** begin **

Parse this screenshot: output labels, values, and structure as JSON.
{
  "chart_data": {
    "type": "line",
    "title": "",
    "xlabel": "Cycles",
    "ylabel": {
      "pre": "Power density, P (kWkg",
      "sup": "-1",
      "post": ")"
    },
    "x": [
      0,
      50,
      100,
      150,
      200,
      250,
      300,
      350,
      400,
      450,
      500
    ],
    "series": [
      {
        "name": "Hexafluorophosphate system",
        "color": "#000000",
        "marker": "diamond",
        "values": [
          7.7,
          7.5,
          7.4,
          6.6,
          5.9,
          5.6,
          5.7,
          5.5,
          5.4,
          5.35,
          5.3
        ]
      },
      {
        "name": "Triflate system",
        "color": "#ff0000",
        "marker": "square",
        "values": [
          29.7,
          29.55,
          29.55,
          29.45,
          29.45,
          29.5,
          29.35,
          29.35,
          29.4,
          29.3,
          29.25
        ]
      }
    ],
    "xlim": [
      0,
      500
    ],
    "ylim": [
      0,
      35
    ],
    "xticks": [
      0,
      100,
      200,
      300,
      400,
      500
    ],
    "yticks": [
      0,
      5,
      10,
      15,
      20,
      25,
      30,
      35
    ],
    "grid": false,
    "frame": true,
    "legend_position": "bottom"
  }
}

** end **

SET EXERCISE:
Transcribe all entries exactly as they are given.

FINAL ANSWER:
Parse this screenshot: output labels, values, and structure as JSON.
{
  "chart_data": {
    "type": "line",
    "title": "",
    "xlabel": "Cycles",
    "ylabel": {
      "pre": "Power density, P (kWkg",
      "sup": "-1",
      "post": ")"
    },
    "x": [
      0,
      50,
      100,
      150,
      200,
      250,
      300,
      350,
      400,
      450,
      500
    ],
    "series": [
      {
        "name": "Hexafluorophosphate system",
        "color": "#000000",
        "marker": "diamond",
        "values": [
          7.7,
          7.5,
          7.4,
          6.6,
          5.9,
          5.6,
          5.7,
          5.5,
          5.4,
          5.35,
          5.3
        ]
      },
      {
        "name": "Triflate system",
        "color": "#ff0000",
        "marker": "square",
        "values": [
          29.7,
          29.55,
          29.55,
          29.45,
          29.45,
          29.5,
          29.35,
          29.35,
          29.4,
          29.3,
          29.25
        ]
      }
    ],
    "xlim": [
      0,
      500
    ],
    "ylim": [
      0,
      35
    ],
    "xticks": [
      0,
      100,
      200,
      300,
      400,
      500
    ],
    "yticks": [
      0,
      5,
      10,
      15,
      20,
      25,
      30,
      35
    ],
    "grid": false,
    "frame": true,
    "legend_position": "bottom"
  }
}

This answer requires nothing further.